▶ _Instruction_:
Return all entries word for word, but drop any images.

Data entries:

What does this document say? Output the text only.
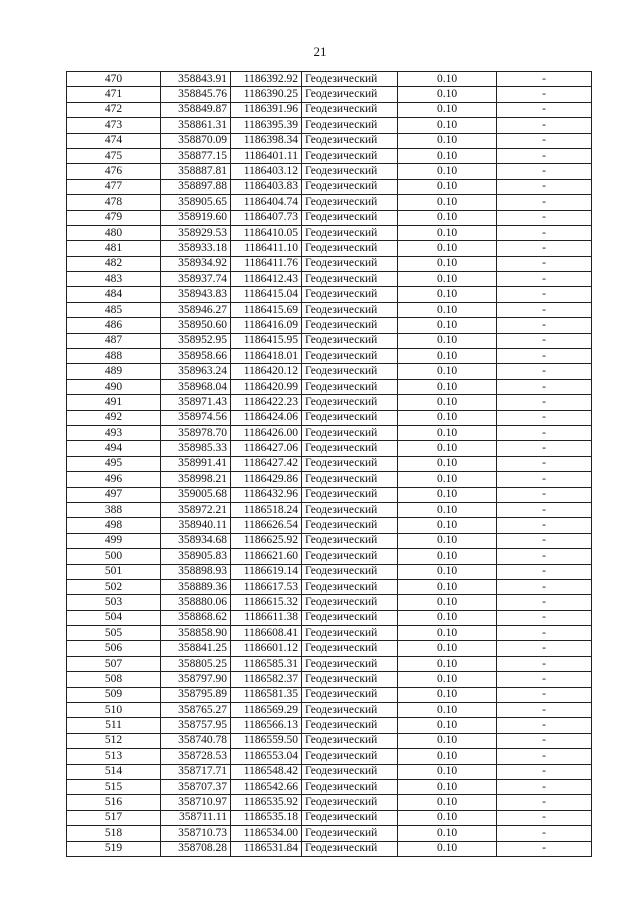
21
470	358843.91	1186392.92	Геодезический	0.10	-
471	358845.76	1186390.25	Геодезический	0.10	-
472	358849.87	1186391.96	Геодезический	0.10	-
473	358861.31	1186395.39	Геодезический	0.10	-
474	358870.09	1186398.34	Геодезический	0.10	-
475	358877.15	1186401.11	Геодезический	0.10	-
476	358887.81	1186403.12	Геодезический	0.10	-
477	358897.88	1186403.83	Геодезический	0.10	-
478	358905.65	1186404.74	Геодезический	0.10	-
479	358919.60	1186407.73	Геодезический	0.10	-
480	358929.53	1186410.05	Геодезический	0.10	-
481	358933.18	1186411.10	Геодезический	0.10	-
482	358934.92	1186411.76	Геодезический	0.10	-
483	358937.74	1186412.43	Геодезический	0.10	-
484	358943.83	1186415.04	Геодезический	0.10	-
485	358946.27	1186415.69	Геодезический	0.10	-
486	358950.60	1186416.09	Геодезический	0.10	-
487	358952.95	1186415.95	Геодезический	0.10	-
488	358958.66	1186418.01	Геодезический	0.10	-
489	358963.24	1186420.12	Геодезический	0.10	-
490	358968.04	1186420.99	Геодезический	0.10	-
491	358971.43	1186422.23	Геодезический	0.10	-
492	358974.56	1186424.06	Геодезический	0.10	-
493	358978.70	1186426.00	Геодезический	0.10	-
494	358985.33	1186427.06	Геодезический	0.10	-
495	358991.41	1186427.42	Геодезический	0.10	-
496	358998.21	1186429.86	Геодезический	0.10	-
497	359005.68	1186432.96	Геодезический	0.10	-
388	358972.21	1186518.24	Геодезический	0.10	-
498	358940.11	1186626.54	Геодезический	0.10	-
499	358934.68	1186625.92	Геодезический	0.10	-
500	358905.83	1186621.60	Геодезический	0.10	-
501	358898.93	1186619.14	Геодезический	0.10	-
502	358889.36	1186617.53	Геодезический	0.10	-
503	358880.06	1186615.32	Геодезический	0.10	-
504	358868.62	1186611.38	Геодезический	0.10	-
505	358858.90	1186608.41	Геодезический	0.10	-
506	358841.25	1186601.12	Геодезический	0.10	-
507	358805.25	1186585.31	Геодезический	0.10	-
508	358797.90	1186582.37	Геодезический	0.10	-
509	358795.89	1186581.35	Геодезический	0.10	-
510	358765.27	1186569.29	Геодезический	0.10	-
511	358757.95	1186566.13	Геодезический	0.10	-
512	358740.78	1186559.50	Геодезический	0.10	-
513	358728.53	1186553.04	Геодезический	0.10	-
514	358717.71	1186548.42	Геодезический	0.10	-
515	358707.37	1186542.66	Геодезический	0.10	-
516	358710.97	1186535.92	Геодезический	0.10	-
517	358711.11	1186535.18	Геодезический	0.10	-
518	358710.73	1186534.00	Геодезический	0.10	-
519	358708.28	1186531.84	Геодезический	0.10	-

▶ _Reply to the exercise_:
What does this document say? Output the text only.
21
470	358843.91	1186392.92	Геодезический	0.10	-
471	358845.76	1186390.25	Геодезический	0.10	-
472	358849.87	1186391.96	Геодезический	0.10	-
473	358861.31	1186395.39	Геодезический	0.10	-
474	358870.09	1186398.34	Геодезический	0.10	-
475	358877.15	1186401.11	Геодезический	0.10	-
476	358887.81	1186403.12	Геодезический	0.10	-
477	358897.88	1186403.83	Геодезический	0.10	-
478	358905.65	1186404.74	Геодезический	0.10	-
479	358919.60	1186407.73	Геодезический	0.10	-
480	358929.53	1186410.05	Геодезический	0.10	-
481	358933.18	1186411.10	Геодезический	0.10	-
482	358934.92	1186411.76	Геодезический	0.10	-
483	358937.74	1186412.43	Геодезический	0.10	-
484	358943.83	1186415.04	Геодезический	0.10	-
485	358946.27	1186415.69	Геодезический	0.10	-
486	358950.60	1186416.09	Геодезический	0.10	-
487	358952.95	1186415.95	Геодезический	0.10	-
488	358958.66	1186418.01	Геодезический	0.10	-
489	358963.24	1186420.12	Геодезический	0.10	-
490	358968.04	1186420.99	Геодезический	0.10	-
491	358971.43	1186422.23	Геодезический	0.10	-
492	358974.56	1186424.06	Геодезический	0.10	-
493	358978.70	1186426.00	Геодезический	0.10	-
494	358985.33	1186427.06	Геодезический	0.10	-
495	358991.41	1186427.42	Геодезический	0.10	-
496	358998.21	1186429.86	Геодезический	0.10	-
497	359005.68	1186432.96	Геодезический	0.10	-
388	358972.21	1186518.24	Геодезический	0.10	-
498	358940.11	1186626.54	Геодезический	0.10	-
499	358934.68	1186625.92	Геодезический	0.10	-
500	358905.83	1186621.60	Геодезический	0.10	-
501	358898.93	1186619.14	Геодезический	0.10	-
502	358889.36	1186617.53	Геодезический	0.10	-
503	358880.06	1186615.32	Геодезический	0.10	-
504	358868.62	1186611.38	Геодезический	0.10	-
505	358858.90	1186608.41	Геодезический	0.10	-
506	358841.25	1186601.12	Геодезический	0.10	-
507	358805.25	1186585.31	Геодезический	0.10	-
508	358797.90	1186582.37	Геодезический	0.10	-
509	358795.89	1186581.35	Геодезический	0.10	-
510	358765.27	1186569.29	Геодезический	0.10	-
511	358757.95	1186566.13	Геодезический	0.10	-
512	358740.78	1186559.50	Геодезический	0.10	-
513	358728.53	1186553.04	Геодезический	0.10	-
514	358717.71	1186548.42	Геодезический	0.10	-
515	358707.37	1186542.66	Геодезический	0.10	-
516	358710.97	1186535.92	Геодезический	0.10	-
517	358711.11	1186535.18	Геодезический	0.10	-
518	358710.73	1186534.00	Геодезический	0.10	-
519	358708.28	1186531.84	Геодезический	0.10	-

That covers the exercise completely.